■ Work to complete
1. From the article on the Google antitrust cases, list every Microsoft product it names.
2. According to the article on the Google antitrust cases, what share of the market does Chrome hold?
3. Resume the article on the Google antitrust cases where it stops.

■ Given text

═══

United States v. Google LLC (1:20-cv-03010) began proceedings in October 2020 and was decided in August of this year. This is a different case from the confusingly titled United States v. Google LLC (1:23-cv-00108), which started in 2023, and had its closing arguments in November 2024.

The latter case is specifically about Google's control and alleged monopoly over its advertising, whereas the former is about its search engine. Through deals with companies like Apple to be the default search engine on the iPhone and Google's ownership of the popular mobile OS Android, Google has become the search engine giant it is today.

There's a reason why it's a popular joke to jokingly insult the 'five users of Bing' or how behind the market Microsoft's Edge is. That browser is known as the app you use to get Chrome, then never touch it again. In fact, Windows periodically sends reminders that 'you can just use Edge, you know?' and yet many don't. I write this typing on Google Docs, through Google Chrome, so maybe I'm part of the problem.

Fundamentally, most browsers aren't too dissimilar from each other—yet Chrome holds almost 70% of the market share on a consistent basis. This lawsuit took aim at the browser, and after years of deliberation, the DOJ has proposed that Google be forced to sell Chrome, alongside a few other efforts to stop Google from further monopolising the market.

Judge Amit Mehta, who presides over the case, has ruled that Google acted illegally to develop and maintain its monopoly. As well as advising that Google sell Chrome, the DOJ proposed it be barred from reentering agreements like those that made it the default web browser, whilst also recommending it share its data with rivals.

It's also been recommended that Google either sell off Android or avoid making Google the default option on Android devices. The DOJ makes these recommendations to Judge Mehta, where Judge Mehta can mediate and come to an agreement.

═══

■ Data records
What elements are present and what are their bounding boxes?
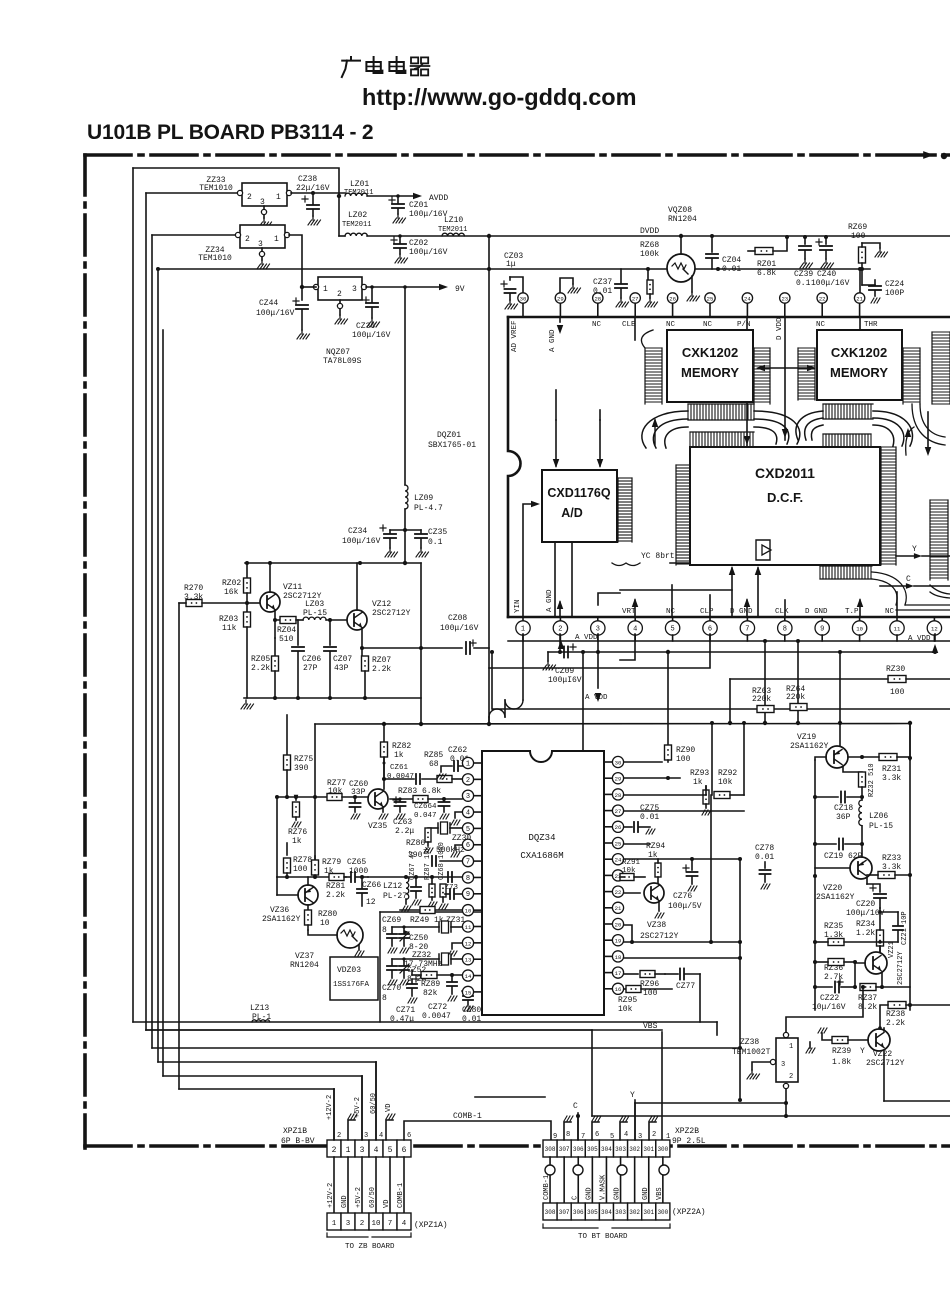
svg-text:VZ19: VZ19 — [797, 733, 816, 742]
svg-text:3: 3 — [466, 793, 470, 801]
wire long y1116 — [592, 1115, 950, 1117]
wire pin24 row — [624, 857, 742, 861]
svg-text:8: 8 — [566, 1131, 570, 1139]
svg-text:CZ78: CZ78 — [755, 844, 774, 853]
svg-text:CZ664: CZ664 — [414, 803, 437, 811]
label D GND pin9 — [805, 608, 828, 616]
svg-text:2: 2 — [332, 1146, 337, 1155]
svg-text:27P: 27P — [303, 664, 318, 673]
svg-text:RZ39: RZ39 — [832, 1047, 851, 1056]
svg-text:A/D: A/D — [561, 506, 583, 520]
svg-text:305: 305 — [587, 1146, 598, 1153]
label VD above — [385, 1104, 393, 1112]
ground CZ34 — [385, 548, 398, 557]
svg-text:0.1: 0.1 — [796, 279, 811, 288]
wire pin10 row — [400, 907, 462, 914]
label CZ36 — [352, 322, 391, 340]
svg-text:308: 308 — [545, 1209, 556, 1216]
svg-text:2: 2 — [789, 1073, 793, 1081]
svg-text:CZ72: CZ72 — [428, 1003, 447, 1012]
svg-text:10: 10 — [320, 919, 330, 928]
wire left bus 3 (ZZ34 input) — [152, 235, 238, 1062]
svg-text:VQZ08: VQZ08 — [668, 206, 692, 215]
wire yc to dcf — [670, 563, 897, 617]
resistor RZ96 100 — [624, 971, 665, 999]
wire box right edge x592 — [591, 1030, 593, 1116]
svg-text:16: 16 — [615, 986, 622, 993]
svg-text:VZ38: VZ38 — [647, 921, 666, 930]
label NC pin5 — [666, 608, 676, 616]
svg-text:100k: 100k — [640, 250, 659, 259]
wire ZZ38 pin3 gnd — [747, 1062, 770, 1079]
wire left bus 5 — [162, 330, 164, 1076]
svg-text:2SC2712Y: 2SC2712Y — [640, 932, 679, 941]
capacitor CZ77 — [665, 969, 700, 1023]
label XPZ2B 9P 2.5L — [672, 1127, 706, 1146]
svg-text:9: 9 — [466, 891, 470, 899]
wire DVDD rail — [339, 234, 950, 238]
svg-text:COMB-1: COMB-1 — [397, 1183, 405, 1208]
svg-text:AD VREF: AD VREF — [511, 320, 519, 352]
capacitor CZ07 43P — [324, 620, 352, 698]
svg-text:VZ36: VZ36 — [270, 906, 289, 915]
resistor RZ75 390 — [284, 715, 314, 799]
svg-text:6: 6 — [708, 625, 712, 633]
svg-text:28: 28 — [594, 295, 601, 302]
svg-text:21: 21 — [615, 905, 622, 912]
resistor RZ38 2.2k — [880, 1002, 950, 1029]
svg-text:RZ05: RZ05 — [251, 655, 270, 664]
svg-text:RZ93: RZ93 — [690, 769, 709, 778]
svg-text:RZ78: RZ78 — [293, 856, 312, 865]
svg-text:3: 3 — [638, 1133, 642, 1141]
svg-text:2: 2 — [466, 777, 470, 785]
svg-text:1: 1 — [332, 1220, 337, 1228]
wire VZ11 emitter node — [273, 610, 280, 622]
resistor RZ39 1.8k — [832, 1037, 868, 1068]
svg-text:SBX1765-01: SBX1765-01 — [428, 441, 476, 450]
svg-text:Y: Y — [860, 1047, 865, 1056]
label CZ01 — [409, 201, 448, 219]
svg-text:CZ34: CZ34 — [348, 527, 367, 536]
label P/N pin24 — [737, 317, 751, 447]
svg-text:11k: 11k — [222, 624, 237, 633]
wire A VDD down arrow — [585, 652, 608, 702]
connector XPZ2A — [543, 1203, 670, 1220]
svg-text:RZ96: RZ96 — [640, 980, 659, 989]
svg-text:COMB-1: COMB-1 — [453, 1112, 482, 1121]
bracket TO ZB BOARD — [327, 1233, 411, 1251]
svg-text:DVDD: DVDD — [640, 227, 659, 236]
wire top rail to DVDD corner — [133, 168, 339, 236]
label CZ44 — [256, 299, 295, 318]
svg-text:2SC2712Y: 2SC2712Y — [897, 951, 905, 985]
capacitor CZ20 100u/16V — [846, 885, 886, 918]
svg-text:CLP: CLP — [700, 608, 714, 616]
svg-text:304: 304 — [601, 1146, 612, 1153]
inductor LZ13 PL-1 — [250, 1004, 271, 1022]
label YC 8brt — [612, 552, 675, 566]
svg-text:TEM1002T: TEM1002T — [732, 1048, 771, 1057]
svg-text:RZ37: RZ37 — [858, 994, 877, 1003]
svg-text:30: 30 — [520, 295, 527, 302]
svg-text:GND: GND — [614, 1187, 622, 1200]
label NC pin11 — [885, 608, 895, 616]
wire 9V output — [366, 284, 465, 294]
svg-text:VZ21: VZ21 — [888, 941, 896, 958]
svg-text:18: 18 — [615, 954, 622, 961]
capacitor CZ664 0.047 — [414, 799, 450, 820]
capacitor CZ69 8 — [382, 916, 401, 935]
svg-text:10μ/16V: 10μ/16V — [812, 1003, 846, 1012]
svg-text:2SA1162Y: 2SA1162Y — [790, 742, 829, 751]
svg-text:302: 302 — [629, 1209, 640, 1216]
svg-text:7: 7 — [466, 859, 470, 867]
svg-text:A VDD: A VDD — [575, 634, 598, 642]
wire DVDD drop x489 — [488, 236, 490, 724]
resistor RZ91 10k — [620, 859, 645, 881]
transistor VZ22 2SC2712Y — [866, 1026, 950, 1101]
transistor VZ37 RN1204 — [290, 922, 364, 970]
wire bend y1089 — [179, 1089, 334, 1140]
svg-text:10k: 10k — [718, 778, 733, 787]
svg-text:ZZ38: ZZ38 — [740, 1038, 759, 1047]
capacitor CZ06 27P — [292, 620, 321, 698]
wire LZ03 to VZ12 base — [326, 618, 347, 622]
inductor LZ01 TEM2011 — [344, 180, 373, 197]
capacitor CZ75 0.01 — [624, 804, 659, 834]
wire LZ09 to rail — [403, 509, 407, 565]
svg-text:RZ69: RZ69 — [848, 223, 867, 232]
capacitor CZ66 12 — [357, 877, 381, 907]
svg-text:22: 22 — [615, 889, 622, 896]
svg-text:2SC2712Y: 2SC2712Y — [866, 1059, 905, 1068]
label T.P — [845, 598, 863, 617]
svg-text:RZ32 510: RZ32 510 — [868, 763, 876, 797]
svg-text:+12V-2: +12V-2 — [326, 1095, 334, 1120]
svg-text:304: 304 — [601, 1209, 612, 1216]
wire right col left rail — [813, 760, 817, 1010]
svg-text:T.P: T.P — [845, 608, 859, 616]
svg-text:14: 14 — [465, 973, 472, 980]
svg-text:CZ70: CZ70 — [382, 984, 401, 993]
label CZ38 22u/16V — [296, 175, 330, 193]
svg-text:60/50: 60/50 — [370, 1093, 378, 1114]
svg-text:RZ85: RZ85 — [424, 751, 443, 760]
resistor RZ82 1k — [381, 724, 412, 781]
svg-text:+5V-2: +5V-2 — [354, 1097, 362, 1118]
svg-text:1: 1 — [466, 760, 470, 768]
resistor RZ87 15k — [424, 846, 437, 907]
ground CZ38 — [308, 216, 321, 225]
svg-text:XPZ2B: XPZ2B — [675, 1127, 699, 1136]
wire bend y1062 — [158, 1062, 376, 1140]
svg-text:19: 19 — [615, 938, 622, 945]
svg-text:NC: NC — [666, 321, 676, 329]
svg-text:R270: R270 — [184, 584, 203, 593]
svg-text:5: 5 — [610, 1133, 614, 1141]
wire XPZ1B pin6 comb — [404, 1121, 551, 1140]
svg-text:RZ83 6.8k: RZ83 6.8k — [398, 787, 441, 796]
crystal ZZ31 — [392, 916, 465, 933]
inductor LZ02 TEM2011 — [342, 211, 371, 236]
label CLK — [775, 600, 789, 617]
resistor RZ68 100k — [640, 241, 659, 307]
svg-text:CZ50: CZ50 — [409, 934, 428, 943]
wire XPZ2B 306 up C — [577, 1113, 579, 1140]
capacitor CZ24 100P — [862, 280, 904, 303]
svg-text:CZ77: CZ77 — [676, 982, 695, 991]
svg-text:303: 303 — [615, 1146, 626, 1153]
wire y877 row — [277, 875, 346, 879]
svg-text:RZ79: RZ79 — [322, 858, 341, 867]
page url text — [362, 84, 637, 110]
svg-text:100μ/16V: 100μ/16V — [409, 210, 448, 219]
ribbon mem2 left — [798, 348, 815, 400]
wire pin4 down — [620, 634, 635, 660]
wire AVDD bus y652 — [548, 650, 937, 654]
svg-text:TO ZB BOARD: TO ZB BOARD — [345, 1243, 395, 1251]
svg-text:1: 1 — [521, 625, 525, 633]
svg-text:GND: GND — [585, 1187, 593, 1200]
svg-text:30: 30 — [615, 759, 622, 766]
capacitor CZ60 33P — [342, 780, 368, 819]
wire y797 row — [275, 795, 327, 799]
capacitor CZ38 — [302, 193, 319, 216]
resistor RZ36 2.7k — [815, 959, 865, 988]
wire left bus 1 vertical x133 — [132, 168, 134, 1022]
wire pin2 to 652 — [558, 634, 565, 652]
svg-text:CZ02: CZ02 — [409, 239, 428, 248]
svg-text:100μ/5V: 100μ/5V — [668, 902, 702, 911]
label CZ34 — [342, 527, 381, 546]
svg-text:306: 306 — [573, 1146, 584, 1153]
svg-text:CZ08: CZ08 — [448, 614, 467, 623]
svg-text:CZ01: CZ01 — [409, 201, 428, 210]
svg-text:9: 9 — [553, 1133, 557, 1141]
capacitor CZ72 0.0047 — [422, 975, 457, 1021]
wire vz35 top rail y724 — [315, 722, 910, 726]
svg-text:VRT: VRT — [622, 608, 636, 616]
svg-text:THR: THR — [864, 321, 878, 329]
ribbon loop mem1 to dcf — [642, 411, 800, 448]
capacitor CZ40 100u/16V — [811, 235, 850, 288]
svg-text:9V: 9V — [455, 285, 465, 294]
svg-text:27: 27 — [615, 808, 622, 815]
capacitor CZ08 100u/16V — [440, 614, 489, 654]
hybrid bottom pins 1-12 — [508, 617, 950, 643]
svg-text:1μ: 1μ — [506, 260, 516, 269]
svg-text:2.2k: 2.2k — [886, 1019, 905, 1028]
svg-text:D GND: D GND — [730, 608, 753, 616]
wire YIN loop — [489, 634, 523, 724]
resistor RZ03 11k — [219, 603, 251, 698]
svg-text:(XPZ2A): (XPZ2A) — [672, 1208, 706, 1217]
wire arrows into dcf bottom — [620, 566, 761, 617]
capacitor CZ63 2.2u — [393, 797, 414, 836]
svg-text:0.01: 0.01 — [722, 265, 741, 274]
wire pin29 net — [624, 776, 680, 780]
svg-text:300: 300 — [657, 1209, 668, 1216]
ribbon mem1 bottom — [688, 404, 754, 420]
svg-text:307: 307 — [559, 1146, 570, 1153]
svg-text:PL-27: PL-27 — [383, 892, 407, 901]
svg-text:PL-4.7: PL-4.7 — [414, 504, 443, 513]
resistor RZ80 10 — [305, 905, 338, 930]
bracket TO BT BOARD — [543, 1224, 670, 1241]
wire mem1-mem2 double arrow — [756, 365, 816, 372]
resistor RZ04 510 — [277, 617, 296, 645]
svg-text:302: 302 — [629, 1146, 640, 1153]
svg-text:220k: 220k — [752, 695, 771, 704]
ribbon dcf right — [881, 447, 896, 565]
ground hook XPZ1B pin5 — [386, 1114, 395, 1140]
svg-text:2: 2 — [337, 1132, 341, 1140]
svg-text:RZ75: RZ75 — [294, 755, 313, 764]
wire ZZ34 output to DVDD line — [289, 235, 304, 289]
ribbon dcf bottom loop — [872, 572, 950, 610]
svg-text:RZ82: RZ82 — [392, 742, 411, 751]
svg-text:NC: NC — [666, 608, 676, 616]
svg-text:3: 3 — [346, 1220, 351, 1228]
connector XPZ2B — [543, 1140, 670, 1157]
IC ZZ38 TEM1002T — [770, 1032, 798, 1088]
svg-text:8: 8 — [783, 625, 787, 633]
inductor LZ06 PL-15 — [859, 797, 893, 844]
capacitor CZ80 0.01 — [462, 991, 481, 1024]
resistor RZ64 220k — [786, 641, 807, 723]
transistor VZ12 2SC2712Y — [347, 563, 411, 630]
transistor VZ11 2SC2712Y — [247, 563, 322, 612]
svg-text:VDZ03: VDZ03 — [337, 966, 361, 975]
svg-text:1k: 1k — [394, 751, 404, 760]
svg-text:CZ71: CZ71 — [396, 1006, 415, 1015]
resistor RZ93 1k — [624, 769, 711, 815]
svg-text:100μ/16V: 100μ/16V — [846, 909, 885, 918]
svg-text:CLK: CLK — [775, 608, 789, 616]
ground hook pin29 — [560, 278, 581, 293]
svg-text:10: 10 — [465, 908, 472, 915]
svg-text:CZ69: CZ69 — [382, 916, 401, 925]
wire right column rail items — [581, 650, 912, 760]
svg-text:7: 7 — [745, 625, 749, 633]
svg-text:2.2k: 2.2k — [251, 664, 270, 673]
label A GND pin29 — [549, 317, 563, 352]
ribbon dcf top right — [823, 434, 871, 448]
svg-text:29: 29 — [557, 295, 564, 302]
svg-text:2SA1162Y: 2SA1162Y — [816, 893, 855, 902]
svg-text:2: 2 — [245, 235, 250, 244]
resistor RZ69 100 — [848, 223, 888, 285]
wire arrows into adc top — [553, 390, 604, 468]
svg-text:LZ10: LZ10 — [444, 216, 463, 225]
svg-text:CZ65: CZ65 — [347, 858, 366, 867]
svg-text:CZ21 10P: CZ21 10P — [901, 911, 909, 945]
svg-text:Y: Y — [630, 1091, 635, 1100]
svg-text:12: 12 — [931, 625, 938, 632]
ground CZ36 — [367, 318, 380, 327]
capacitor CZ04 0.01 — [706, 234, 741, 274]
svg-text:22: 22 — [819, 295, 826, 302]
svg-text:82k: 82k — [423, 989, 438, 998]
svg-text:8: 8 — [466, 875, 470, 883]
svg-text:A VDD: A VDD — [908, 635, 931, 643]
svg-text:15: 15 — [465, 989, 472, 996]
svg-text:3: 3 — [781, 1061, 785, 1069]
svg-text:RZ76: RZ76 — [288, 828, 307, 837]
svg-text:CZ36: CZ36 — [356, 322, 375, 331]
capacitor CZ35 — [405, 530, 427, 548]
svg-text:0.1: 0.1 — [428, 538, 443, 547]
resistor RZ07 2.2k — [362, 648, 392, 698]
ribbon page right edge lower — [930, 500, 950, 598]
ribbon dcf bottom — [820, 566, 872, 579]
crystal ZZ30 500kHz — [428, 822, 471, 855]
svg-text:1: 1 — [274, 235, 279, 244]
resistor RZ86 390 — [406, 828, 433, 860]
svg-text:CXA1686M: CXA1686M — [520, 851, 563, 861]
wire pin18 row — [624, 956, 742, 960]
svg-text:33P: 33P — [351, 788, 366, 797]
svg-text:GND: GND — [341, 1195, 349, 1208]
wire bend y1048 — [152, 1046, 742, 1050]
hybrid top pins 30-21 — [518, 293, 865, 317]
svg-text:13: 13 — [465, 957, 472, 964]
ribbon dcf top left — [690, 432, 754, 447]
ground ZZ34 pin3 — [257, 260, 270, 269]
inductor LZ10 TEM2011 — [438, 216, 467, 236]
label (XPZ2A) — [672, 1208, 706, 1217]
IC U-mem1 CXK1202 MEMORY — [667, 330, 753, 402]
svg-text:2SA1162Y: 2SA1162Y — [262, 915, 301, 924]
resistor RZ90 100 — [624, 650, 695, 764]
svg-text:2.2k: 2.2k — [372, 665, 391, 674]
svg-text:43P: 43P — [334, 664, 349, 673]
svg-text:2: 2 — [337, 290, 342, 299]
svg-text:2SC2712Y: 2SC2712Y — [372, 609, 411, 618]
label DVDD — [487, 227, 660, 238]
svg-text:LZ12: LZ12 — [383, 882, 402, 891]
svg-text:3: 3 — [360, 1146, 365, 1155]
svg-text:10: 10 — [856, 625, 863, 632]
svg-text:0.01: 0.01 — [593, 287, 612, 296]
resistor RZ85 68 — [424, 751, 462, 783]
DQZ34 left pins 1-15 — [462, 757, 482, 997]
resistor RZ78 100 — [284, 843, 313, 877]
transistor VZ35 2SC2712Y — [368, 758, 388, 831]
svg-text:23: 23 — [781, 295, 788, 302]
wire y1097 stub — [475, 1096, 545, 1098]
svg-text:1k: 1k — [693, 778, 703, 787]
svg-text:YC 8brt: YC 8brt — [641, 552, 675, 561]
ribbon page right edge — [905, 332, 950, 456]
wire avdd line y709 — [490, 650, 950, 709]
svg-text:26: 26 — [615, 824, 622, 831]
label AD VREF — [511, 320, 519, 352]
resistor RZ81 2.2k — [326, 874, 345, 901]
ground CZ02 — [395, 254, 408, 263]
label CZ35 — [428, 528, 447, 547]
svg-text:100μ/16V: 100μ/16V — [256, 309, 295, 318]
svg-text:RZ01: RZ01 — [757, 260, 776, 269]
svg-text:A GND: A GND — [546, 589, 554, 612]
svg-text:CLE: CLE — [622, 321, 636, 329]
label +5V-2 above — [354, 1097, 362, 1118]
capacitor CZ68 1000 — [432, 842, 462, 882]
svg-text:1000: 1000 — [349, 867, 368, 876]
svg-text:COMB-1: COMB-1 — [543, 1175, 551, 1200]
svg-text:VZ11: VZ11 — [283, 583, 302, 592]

═══

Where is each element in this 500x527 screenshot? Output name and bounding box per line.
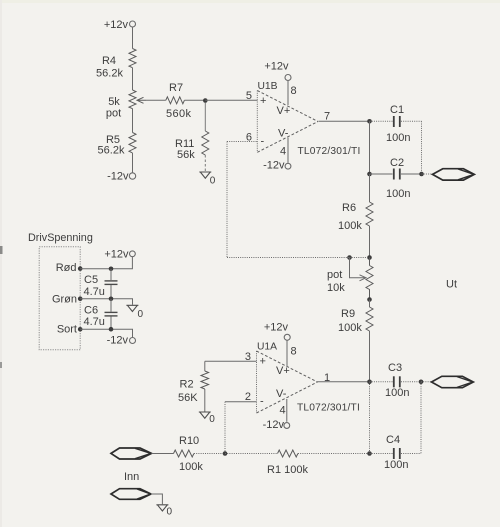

═══

■ Responses per task
1. Bing, Edge, Windows

2. Almost 70%, on a consistent basis.

3.
This all seems like great advice to stop a company that has acted in a way that the court deems to be monopolistic. Controlling such a huge part of the market not only discourages others from entering but can push those in the market out. Once a company has a big enough control over a resource, like all the digital real estate Chrome has, it can essentially make its own rules.

Outside of court orders like this, there aren't ways to hold huge corporate entities accountable when they are acting against the interests of their users. If Chrome, Edge, Opera, and more were equally viable choices, you could afford to swap from one to the other if you didn't like any decisions made.

Kent Walker, the president of global affairs, being followed by a 'monopoly man' after testifying at federal court. It's a pretty fitting image that got a chuckle out of the hardware team. (Image credit: Getty Images / Win McNamee)

Of course, selling Chrome won't shrink its user base overnight. Though the other actions recommended by the DOJ would help with that too, it's important to note that the litigation against Google is more than just a singular case, it's one of multiple antitrust suits levelled against the company in the last few years.

The worry isn't specifically and exclusively about Chrome, but all the actions made to keep it where it is today. Google as a company doesn't appear to be trusted to handle something like Chrome in legal ways.

Published on November 21, just a single day after the DOJ proposed Google sell Chrome, Kent Walker, the global affairs and chief legal officers of Google and Alphabet (Google's parent company), took to the Google Blog to declare that this decision "would hurt consumers".This piece makes the argument that the proposal would endanger the security of users by undermining the quality of the services and disclosing Google's research to "foreign and domestic companies".

It also argued that Google's investment into AI would be chilled by this decision, effectively warning that Google's own advancement of AI would be held back as a result.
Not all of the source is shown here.